Stored items
▼▼▼

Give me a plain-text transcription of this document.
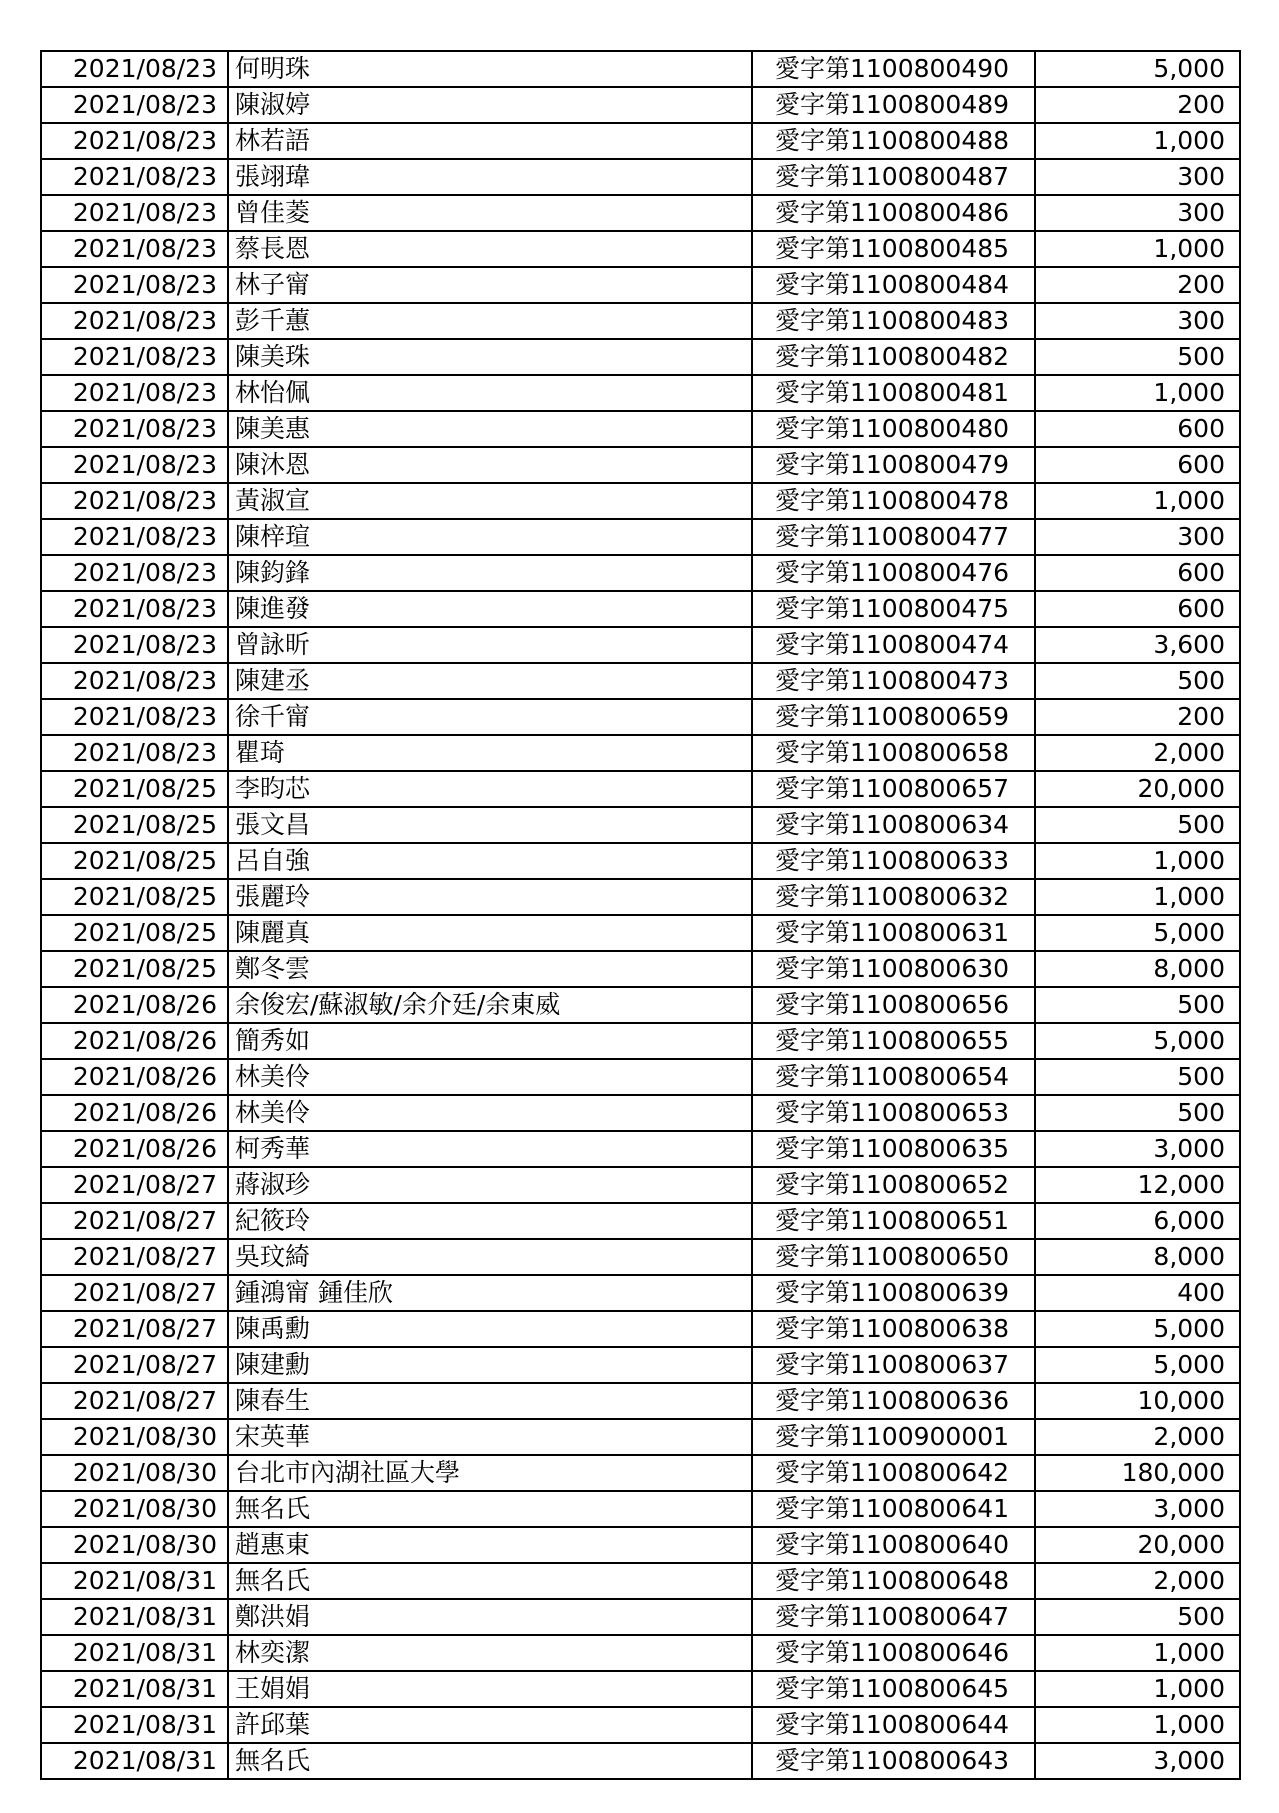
2021/08/23	何明珠	愛字第1100800490	5,000
2021/08/23	陳淑婷	愛字第1100800489	200
2021/08/23	林若語	愛字第1100800488	1,000
2021/08/23	張翊瑋	愛字第1100800487	300
2021/08/23	曾佳菱	愛字第1100800486	300
2021/08/23	蔡長恩	愛字第1100800485	1,000
2021/08/23	林子甯	愛字第1100800484	200
2021/08/23	彭千蕙	愛字第1100800483	300
2021/08/23	陳美珠	愛字第1100800482	500
2021/08/23	林怡佩	愛字第1100800481	1,000
2021/08/23	陳美惠	愛字第1100800480	600
2021/08/23	陳沐恩	愛字第1100800479	600
2021/08/23	黃淑宣	愛字第1100800478	1,000
2021/08/23	陳梓瑄	愛字第1100800477	300
2021/08/23	陳鈞鋒	愛字第1100800476	600
2021/08/23	陳進發	愛字第1100800475	600
2021/08/23	曾詠昕	愛字第1100800474	3,600
2021/08/23	陳建丞	愛字第1100800473	500
2021/08/23	徐千甯	愛字第1100800659	200
2021/08/23	瞿琦	愛字第1100800658	2,000
2021/08/25	李昀芯	愛字第1100800657	20,000
2021/08/25	張文昌	愛字第1100800634	500
2021/08/25	呂自強	愛字第1100800633	1,000
2021/08/25	張麗玲	愛字第1100800632	1,000
2021/08/25	陳麗真	愛字第1100800631	5,000
2021/08/25	鄭冬雲	愛字第1100800630	8,000
2021/08/26	余俊宏/蘇淑敏/余介廷/余東威	愛字第1100800656	500
2021/08/26	簡秀如	愛字第1100800655	5,000
2021/08/26	林美伶	愛字第1100800654	500
2021/08/26	林美伶	愛字第1100800653	500
2021/08/26	柯秀華	愛字第1100800635	3,000
2021/08/27	蔣淑珍	愛字第1100800652	12,000
2021/08/27	紀筱玲	愛字第1100800651	6,000
2021/08/27	吳玟綺	愛字第1100800650	8,000
2021/08/27	鍾鴻甯 鍾佳欣	愛字第1100800639	400
2021/08/27	陳禹勳	愛字第1100800638	5,000
2021/08/27	陳建勳	愛字第1100800637	5,000
2021/08/27	陳春生	愛字第1100800636	10,000
2021/08/30	宋英華	愛字第1100900001	2,000
2021/08/30	台北市內湖社區大學	愛字第1100800642	180,000
2021/08/30	無名氏	愛字第1100800641	3,000
2021/08/30	趙惠東	愛字第1100800640	20,000
2021/08/31	無名氏	愛字第1100800648	2,000
2021/08/31	鄭洪娟	愛字第1100800647	500
2021/08/31	林奕潔	愛字第1100800646	1,000
2021/08/31	王娟娟	愛字第1100800645	1,000
2021/08/31	許邱葉	愛字第1100800644	1,000
2021/08/31	無名氏	愛字第1100800643	3,000
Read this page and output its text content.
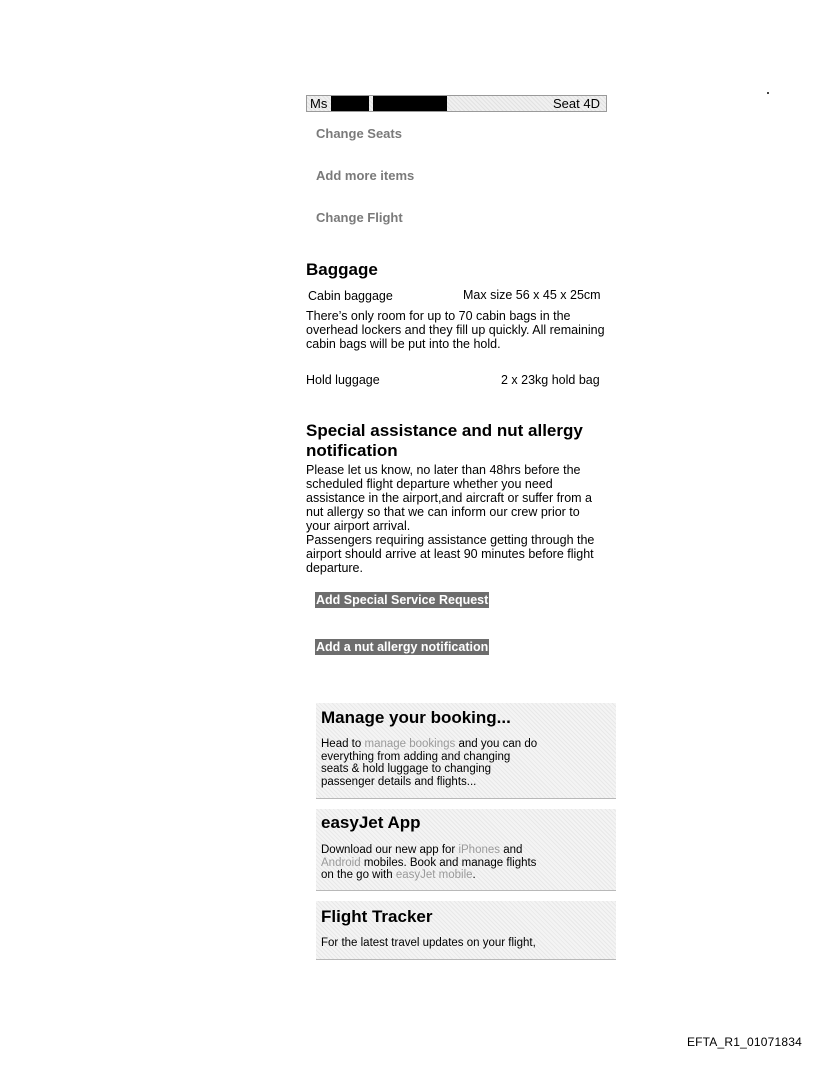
Ms	Seat 4D
Change Seats
Add more items
Change Flight
Baggage
Cabin baggage	Max size 56 x 45 x 25cm
There’s only room for up to 70 cabin bags in the
overhead lockers and they fill up quickly. All remaining
cabin bags will be put into the hold.
Hold luggage	2 x 23kg hold bag
Special assistance and nut allergy
notification
Please let us know, no later than 48hrs before the
scheduled flight departure whether you need
assistance in the airport,and aircraft or suffer from a
nut allergy so that we can inform our crew prior to
your airport arrival.
Passengers requiring assistance getting through the
airport should arrive at least 90 minutes before flight
departure.
Add Special Service Request
Add a nut allergy notification
Manage your booking...
Head to manage bookings and you can do
everything from adding and changing
seats & hold luggage to changing
passenger details and flights...
easyJet App
Download our new app for iPhones and
Android mobiles. Book and manage flights
on the go with easyJet mobile.
Flight Tracker
For the latest travel updates on your flight,
EFTA_R1_01071834
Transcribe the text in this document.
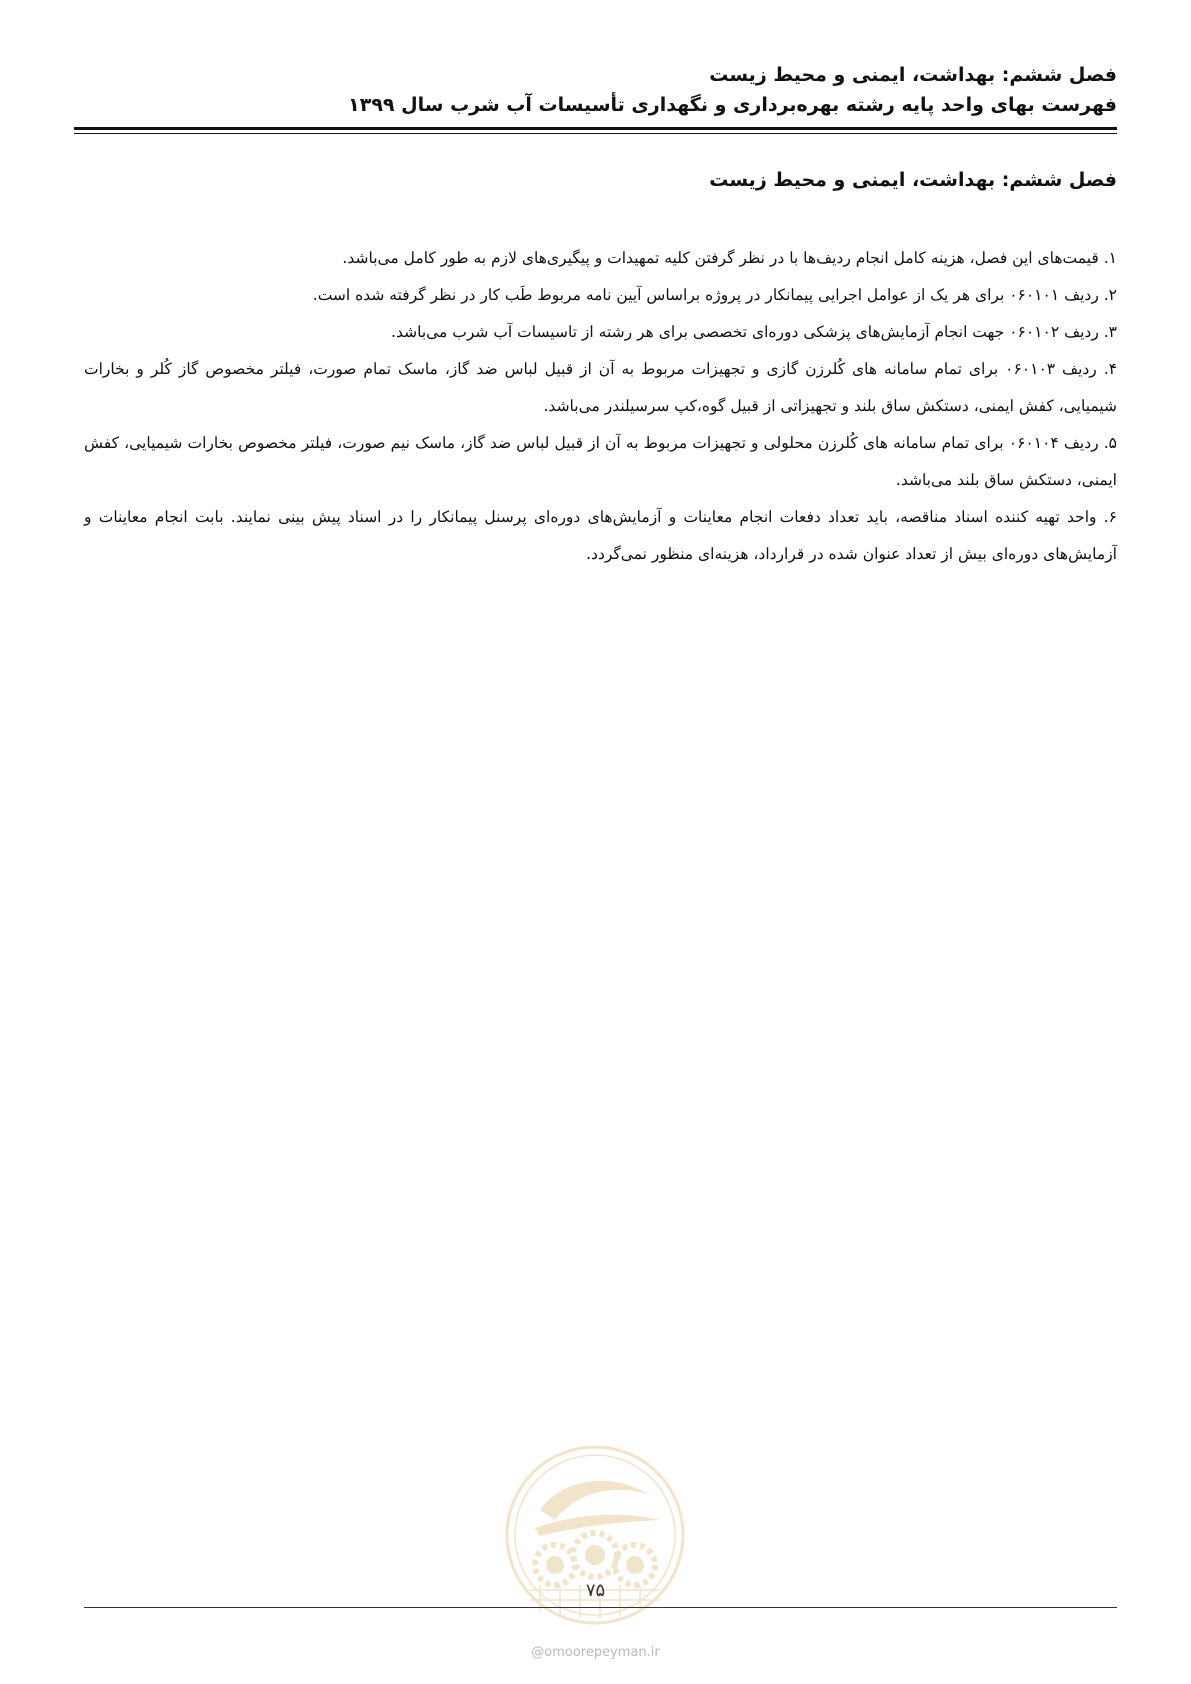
فصل ششم: بهداشت، ایمنی و محیط زیست
فهرست بهای واحد پایه رشته بهره‌برداری و نگهداری تأسیسات آب شرب سال ۱۳۹۹
فصل ششم: بهداشت، ایمنی و محیط زیست

۱. قیمت‌های این فصل، هزینه کامل انجام ردیف‌ها با در نظر گرفتن کلیه تمهیدات و پیگیری‌های لازم به طور کامل می‌باشد.

۲. ردیف ۰۶۰۱۰۱ برای هر یک از عوامل اجرایی پیمانکار در پروژه براساس آیین نامه مربوط طَب کار در نظر گرفته شده است.

۳. ردیف ۰۶۰۱۰۲ جهت انجام آزمایش‌های پزشکی دوره‌ای تخصصی برای هر رشته از تاسیسات آب شرب می‌باشد.

۴. ردیف ۰۶۰۱۰۳ برای تمام سامانه های کُلرزن گازی و تجهیزات مربوط به آن از قبیل لباس ضد گاز، ماسک تمام صورت، فیلتر مخصوص گاز کُلر و بخارات شیمیایی، کفش ایمنی، دستکش ساق بلند و تجهیزاتی از قبیل گوه،کپ سرسیلندر می‌باشد.

۵. ردیف ۰۶۰۱۰۴ برای تمام سامانه های کُلرزن محلولی و تجهیزات مربوط به آن از قبیل لباس ضد گاز، ماسک نیم صورت، فیلتر مخصوص بخارات شیمیایی، کفش ایمنی، دستکش ساق بلند می‌باشد.

۶. واحد تهیه کننده اسناد مناقصه، باید تعداد دفعات انجام معاینات و آزمایش‌های دوره‌ای پرسنل پیمانکار را در اسناد پیش بینی نمایند. بابت انجام معاینات و آزمایش‌های دوره‌ای بیش از تعداد عنوان شده در قرارداد، هزینه‌ای منظور نمی‌گردد.

۷۵
@omoorepeyman.ir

▲▲▲

## AIM OF THE TASK
How many lines of these entries hold the string "notification"? Answer with the number alone.

## OUTPUT FOR THIS EXERCISE
2